↓↓↓

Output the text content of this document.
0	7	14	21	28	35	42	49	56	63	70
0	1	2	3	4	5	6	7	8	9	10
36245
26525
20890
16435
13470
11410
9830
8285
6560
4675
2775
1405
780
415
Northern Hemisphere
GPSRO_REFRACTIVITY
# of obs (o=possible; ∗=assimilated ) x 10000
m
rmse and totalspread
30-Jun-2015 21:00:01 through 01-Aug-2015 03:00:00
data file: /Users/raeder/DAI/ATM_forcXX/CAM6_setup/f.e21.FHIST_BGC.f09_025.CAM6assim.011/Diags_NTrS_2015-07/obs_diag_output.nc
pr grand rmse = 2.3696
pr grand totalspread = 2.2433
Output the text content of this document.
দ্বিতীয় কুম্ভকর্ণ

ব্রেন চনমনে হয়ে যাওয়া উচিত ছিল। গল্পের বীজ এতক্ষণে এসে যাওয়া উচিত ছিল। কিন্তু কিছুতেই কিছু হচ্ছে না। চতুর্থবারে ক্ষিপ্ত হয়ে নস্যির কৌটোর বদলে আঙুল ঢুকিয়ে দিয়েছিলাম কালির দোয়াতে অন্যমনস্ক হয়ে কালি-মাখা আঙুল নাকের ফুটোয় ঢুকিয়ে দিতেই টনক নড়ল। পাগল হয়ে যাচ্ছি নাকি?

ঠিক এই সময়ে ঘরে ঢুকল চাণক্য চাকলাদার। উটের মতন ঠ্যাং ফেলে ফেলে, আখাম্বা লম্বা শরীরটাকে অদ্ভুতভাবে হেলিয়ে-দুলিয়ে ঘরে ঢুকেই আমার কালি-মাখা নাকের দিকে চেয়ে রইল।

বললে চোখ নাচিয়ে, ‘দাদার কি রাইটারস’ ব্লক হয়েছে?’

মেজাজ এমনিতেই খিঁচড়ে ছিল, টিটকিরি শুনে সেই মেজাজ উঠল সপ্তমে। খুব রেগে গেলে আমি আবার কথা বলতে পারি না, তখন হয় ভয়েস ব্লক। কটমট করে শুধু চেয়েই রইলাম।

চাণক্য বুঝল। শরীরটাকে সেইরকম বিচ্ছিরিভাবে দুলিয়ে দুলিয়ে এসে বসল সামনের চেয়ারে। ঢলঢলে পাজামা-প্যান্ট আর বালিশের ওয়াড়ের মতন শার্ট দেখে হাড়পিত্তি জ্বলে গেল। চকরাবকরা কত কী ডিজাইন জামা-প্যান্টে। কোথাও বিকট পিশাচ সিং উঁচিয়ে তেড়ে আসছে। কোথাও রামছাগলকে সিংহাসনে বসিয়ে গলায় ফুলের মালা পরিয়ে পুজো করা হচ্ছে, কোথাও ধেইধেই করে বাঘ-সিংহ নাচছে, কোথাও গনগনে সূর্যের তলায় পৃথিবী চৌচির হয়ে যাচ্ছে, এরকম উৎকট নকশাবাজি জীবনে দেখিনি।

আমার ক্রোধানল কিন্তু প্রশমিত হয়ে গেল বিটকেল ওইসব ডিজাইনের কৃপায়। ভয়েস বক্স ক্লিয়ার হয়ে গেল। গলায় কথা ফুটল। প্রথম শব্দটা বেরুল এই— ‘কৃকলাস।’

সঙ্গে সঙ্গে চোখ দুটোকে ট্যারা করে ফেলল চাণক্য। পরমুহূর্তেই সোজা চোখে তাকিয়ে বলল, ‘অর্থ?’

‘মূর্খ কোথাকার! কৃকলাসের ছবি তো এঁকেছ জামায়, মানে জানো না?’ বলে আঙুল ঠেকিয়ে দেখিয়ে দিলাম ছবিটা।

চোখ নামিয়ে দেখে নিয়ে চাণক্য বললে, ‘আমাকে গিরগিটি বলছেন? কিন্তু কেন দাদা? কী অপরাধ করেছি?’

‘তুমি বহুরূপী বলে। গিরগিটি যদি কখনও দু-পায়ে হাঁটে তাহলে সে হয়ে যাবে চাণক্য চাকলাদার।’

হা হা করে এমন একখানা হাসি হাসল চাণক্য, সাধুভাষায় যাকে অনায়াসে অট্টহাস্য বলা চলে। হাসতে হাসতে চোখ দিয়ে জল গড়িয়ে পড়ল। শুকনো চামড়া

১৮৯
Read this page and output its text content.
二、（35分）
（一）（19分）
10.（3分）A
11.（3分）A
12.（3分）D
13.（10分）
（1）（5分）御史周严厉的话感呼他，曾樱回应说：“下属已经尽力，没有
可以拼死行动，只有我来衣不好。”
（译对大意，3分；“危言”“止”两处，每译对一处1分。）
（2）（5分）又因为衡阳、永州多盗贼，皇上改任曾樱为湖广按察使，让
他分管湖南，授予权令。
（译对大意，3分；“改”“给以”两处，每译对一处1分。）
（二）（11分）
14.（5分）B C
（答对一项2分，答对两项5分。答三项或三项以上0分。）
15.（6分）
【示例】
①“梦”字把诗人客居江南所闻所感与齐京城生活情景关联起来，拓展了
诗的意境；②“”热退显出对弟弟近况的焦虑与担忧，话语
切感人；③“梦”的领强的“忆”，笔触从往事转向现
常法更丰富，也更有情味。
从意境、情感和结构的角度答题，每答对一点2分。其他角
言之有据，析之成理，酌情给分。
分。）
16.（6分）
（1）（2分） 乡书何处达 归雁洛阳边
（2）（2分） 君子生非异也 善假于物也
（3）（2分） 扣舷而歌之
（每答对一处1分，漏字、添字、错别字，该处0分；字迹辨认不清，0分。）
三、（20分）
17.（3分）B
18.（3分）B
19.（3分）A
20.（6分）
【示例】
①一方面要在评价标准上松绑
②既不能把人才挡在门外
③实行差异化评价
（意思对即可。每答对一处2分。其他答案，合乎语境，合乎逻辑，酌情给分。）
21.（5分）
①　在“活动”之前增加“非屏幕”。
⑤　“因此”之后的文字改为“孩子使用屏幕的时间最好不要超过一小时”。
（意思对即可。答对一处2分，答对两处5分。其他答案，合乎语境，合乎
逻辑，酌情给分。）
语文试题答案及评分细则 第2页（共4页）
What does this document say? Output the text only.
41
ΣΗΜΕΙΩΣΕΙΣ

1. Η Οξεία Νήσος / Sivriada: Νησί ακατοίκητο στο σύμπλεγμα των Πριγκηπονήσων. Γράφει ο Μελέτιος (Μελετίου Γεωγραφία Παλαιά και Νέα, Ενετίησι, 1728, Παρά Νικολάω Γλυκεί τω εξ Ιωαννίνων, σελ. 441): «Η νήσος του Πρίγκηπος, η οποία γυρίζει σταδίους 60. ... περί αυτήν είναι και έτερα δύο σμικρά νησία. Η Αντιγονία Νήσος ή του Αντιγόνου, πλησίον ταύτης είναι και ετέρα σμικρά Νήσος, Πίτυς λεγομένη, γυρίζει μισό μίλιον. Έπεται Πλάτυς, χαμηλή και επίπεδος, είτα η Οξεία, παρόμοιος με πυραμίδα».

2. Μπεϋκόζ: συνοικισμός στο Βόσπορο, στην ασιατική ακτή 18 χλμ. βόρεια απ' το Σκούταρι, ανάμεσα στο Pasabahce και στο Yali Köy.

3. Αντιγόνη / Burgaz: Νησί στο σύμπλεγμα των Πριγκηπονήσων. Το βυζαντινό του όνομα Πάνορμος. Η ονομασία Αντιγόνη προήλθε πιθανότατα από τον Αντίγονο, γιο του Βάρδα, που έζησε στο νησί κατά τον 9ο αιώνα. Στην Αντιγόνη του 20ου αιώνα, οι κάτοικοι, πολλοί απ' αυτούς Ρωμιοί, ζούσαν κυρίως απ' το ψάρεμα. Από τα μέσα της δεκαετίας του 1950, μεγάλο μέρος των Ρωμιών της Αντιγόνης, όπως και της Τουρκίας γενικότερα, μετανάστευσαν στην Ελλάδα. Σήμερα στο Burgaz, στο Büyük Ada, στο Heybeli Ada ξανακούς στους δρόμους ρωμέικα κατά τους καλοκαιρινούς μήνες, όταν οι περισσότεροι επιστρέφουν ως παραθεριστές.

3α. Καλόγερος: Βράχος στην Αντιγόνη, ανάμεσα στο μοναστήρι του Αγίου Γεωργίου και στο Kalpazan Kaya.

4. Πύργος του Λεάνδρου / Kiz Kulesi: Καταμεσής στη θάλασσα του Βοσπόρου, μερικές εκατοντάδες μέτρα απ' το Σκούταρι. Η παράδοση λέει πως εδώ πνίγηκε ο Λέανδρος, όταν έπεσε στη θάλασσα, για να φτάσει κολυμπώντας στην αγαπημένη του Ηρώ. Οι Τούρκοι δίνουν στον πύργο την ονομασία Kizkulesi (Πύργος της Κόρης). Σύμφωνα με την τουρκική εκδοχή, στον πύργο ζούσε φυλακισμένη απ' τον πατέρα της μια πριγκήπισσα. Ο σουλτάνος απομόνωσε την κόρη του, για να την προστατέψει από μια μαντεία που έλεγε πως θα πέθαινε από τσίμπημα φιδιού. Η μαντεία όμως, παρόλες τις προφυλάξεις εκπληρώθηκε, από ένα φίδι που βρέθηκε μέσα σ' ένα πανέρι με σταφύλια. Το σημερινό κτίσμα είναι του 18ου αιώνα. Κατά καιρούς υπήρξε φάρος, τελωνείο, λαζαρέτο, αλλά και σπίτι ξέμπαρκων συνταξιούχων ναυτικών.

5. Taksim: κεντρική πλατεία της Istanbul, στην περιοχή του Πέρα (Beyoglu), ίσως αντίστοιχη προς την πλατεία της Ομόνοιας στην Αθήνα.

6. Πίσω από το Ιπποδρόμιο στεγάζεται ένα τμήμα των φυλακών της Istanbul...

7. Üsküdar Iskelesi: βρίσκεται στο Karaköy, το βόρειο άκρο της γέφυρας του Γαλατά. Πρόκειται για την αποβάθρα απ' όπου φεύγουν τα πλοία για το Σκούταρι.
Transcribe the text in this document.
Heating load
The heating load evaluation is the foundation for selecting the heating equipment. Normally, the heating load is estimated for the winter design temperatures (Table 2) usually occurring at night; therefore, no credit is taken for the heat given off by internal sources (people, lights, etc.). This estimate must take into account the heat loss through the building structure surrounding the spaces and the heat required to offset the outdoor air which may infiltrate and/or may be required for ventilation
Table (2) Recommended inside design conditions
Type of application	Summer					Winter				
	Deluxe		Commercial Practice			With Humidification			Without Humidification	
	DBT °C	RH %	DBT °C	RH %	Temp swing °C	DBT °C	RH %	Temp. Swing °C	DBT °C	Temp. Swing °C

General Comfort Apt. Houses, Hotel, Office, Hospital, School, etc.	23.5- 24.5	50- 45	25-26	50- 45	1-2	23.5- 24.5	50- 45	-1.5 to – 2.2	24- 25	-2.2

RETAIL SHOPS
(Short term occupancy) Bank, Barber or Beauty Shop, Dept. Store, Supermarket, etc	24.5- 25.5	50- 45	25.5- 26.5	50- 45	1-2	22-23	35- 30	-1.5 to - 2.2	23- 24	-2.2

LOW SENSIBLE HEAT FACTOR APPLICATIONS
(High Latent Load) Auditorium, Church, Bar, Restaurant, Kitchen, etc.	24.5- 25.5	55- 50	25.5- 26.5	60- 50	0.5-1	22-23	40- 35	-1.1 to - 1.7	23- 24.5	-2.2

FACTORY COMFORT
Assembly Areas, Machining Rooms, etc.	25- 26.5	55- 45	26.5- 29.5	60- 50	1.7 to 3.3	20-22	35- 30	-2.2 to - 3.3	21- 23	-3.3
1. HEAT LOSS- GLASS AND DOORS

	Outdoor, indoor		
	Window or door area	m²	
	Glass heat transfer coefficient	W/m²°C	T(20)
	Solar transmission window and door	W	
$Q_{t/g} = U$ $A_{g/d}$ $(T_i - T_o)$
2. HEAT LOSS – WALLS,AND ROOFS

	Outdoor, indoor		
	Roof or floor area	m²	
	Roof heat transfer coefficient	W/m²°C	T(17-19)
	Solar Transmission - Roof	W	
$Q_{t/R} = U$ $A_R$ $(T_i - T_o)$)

↑↑↑

* EXERCISE OBJECTIVE: Using the listing, copy every line where the word "Istanbul" shows up.

* EXERCISE RESPONSE:
5. Taksim: κεντρική πλατεία της Istanbul, στην περιοχή του Πέρα (Beyoglu), ίσως αντίστοιχη προς την πλατεία της Ομόνοιας στην Αθήνα.
6. Πίσω από το Ιπποδρόμιο στεγάζεται ένα τμήμα των φυλακών της Istanbul...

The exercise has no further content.